[Excerpts from a figure dataset]
►

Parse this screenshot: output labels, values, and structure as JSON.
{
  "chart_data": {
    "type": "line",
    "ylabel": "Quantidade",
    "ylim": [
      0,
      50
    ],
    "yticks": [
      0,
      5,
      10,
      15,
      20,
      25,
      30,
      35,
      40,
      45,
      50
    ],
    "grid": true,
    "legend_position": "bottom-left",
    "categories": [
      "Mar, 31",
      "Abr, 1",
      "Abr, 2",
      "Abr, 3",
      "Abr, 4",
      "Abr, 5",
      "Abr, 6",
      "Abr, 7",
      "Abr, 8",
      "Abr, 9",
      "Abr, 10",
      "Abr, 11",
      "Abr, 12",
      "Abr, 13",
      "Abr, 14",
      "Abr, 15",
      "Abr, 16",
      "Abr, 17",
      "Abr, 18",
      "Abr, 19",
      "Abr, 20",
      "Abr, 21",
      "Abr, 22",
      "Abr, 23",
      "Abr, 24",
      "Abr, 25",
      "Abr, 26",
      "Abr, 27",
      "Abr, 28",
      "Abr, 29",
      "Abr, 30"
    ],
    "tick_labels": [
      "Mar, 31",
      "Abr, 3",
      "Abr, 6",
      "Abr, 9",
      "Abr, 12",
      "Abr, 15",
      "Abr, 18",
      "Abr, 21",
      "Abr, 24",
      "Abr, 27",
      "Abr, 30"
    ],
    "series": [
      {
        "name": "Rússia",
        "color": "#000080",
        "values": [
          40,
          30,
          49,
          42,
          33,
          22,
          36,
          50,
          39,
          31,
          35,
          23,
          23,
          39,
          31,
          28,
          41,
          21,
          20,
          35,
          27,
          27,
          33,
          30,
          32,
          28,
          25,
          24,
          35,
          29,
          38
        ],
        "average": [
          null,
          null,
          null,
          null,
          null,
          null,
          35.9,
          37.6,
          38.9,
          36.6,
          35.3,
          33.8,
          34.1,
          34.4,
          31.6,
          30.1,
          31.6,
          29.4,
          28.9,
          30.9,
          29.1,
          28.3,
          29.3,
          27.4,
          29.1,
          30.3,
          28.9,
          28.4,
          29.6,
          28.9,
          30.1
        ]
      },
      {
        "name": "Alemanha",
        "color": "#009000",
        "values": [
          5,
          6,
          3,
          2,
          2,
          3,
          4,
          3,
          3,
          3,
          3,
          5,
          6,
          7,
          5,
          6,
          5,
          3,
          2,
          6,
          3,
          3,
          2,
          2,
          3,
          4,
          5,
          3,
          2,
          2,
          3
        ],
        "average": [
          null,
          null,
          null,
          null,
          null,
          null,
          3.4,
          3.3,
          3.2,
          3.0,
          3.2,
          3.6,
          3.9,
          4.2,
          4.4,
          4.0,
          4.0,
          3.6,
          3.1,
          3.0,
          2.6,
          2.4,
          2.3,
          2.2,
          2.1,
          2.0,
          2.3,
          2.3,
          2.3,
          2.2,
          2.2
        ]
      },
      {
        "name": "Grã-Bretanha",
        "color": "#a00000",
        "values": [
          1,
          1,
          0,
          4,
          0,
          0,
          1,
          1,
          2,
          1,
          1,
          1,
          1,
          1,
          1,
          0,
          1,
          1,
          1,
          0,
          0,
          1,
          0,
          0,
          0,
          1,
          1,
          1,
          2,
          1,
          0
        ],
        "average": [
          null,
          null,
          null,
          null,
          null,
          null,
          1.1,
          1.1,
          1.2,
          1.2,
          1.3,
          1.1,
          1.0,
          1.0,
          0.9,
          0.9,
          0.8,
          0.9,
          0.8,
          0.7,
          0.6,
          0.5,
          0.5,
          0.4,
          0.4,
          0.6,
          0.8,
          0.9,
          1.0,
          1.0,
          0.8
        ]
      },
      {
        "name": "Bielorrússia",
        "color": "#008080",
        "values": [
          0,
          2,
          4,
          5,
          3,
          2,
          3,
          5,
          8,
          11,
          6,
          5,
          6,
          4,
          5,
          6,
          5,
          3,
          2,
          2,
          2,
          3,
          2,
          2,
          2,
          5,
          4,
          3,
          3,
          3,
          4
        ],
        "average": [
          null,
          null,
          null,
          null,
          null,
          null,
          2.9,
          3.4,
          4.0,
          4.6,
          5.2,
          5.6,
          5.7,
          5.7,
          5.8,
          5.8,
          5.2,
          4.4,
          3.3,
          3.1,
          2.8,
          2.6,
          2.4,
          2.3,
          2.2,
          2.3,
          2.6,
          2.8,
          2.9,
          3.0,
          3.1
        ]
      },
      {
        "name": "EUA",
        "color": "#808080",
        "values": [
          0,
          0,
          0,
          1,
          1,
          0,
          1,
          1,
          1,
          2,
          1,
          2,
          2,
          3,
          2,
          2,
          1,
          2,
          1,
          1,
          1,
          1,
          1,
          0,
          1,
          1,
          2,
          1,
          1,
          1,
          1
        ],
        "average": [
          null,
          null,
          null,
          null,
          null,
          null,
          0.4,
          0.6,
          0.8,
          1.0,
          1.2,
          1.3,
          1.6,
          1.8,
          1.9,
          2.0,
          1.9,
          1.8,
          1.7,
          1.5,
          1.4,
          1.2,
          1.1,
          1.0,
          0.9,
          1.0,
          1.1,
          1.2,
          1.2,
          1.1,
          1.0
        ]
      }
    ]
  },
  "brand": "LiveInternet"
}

◄

REQUIREMENT —
Select and copy every line of the material that holds the string "name".

TASK ANSWER —
        "name": "Rússia",
        "name": "Alemanha",
        "name": "Grã-Bretanha",
        "name": "Bielorrússia",
        "name": "EUA",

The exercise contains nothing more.